DIRECTIONS:
Extract each line of the data below exactly as written.

-- start --

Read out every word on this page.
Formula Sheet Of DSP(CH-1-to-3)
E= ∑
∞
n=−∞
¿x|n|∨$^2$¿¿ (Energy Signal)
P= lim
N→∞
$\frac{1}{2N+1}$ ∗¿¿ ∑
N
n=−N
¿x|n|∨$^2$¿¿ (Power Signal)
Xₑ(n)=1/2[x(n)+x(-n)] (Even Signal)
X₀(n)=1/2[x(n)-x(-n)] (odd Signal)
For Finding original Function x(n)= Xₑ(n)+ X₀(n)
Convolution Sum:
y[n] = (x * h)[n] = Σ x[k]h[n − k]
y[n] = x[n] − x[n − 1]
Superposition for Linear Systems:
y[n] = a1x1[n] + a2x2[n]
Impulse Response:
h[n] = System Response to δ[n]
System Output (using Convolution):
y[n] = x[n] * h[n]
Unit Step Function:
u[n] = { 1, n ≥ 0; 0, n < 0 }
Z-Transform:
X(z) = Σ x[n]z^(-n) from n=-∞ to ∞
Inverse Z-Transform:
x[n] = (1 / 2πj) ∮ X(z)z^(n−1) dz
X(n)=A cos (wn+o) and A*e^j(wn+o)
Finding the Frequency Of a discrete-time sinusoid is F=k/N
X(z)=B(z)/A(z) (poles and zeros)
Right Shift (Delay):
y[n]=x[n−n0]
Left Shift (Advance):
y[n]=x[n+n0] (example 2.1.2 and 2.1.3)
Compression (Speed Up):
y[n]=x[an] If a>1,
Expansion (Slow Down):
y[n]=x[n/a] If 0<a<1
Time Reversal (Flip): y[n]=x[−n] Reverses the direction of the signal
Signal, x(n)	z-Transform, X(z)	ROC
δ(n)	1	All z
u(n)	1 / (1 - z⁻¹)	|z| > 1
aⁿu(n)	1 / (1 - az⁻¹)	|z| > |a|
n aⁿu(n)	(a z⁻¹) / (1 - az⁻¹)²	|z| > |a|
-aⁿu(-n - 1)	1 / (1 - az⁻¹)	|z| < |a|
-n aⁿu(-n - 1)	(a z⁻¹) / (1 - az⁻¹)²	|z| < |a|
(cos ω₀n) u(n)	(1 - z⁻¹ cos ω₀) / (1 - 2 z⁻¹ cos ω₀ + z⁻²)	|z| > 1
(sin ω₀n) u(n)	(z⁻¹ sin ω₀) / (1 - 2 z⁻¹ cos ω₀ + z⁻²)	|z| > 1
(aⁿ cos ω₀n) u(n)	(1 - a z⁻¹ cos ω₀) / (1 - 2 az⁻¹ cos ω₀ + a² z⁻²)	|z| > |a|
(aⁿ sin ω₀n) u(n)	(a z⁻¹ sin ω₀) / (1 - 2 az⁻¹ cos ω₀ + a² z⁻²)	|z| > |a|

-- end --

RESULT:
Read out every word on this page.
Formula Sheet Of DSP(CH-1-to-3)
E= ∑
∞
n=−∞
¿x|n|∨$^2$¿¿ (Energy Signal)
P= lim
N→∞
$\frac{1}{2N+1}$ ∗¿¿ ∑
N
n=−N
¿x|n|∨$^2$¿¿ (Power Signal)
Xₑ(n)=1/2[x(n)+x(-n)] (Even Signal)
X₀(n)=1/2[x(n)-x(-n)] (odd Signal)
For Finding original Function x(n)= Xₑ(n)+ X₀(n)
Convolution Sum:
y[n] = (x * h)[n] = Σ x[k]h[n − k]
y[n] = x[n] − x[n − 1]
Superposition for Linear Systems:
y[n] = a1x1[n] + a2x2[n]
Impulse Response:
h[n] = System Response to δ[n]
System Output (using Convolution):
y[n] = x[n] * h[n]
Unit Step Function:
u[n] = { 1, n ≥ 0; 0, n < 0 }
Z-Transform:
X(z) = Σ x[n]z^(-n) from n=-∞ to ∞
Inverse Z-Transform:
x[n] = (1 / 2πj) ∮ X(z)z^(n−1) dz
X(n)=A cos (wn+o) and A*e^j(wn+o)
Finding the Frequency Of a discrete-time sinusoid is F=k/N
X(z)=B(z)/A(z) (poles and zeros)
Right Shift (Delay):
y[n]=x[n−n0]
Left Shift (Advance):
y[n]=x[n+n0] (example 2.1.2 and 2.1.3)
Compression (Speed Up):
y[n]=x[an] If a>1,
Expansion (Slow Down):
y[n]=x[n/a] If 0<a<1
Time Reversal (Flip): y[n]=x[−n] Reverses the direction of the signal
Signal, x(n)	z-Transform, X(z)	ROC
δ(n)	1	All z
u(n)	1 / (1 - z⁻¹)	|z| > 1
aⁿu(n)	1 / (1 - az⁻¹)	|z| > |a|
n aⁿu(n)	(a z⁻¹) / (1 - az⁻¹)²	|z| > |a|
-aⁿu(-n - 1)	1 / (1 - az⁻¹)	|z| < |a|
-n aⁿu(-n - 1)	(a z⁻¹) / (1 - az⁻¹)²	|z| < |a|
(cos ω₀n) u(n)	(1 - z⁻¹ cos ω₀) / (1 - 2 z⁻¹ cos ω₀ + z⁻²)	|z| > 1
(sin ω₀n) u(n)	(z⁻¹ sin ω₀) / (1 - 2 z⁻¹ cos ω₀ + z⁻²)	|z| > 1
(aⁿ cos ω₀n) u(n)	(1 - a z⁻¹ cos ω₀) / (1 - 2 az⁻¹ cos ω₀ + a² z⁻²)	|z| > |a|
(aⁿ sin ω₀n) u(n)	(a z⁻¹ sin ω₀) / (1 - 2 az⁻¹ cos ω₀ + a² z⁻²)	|z| > |a|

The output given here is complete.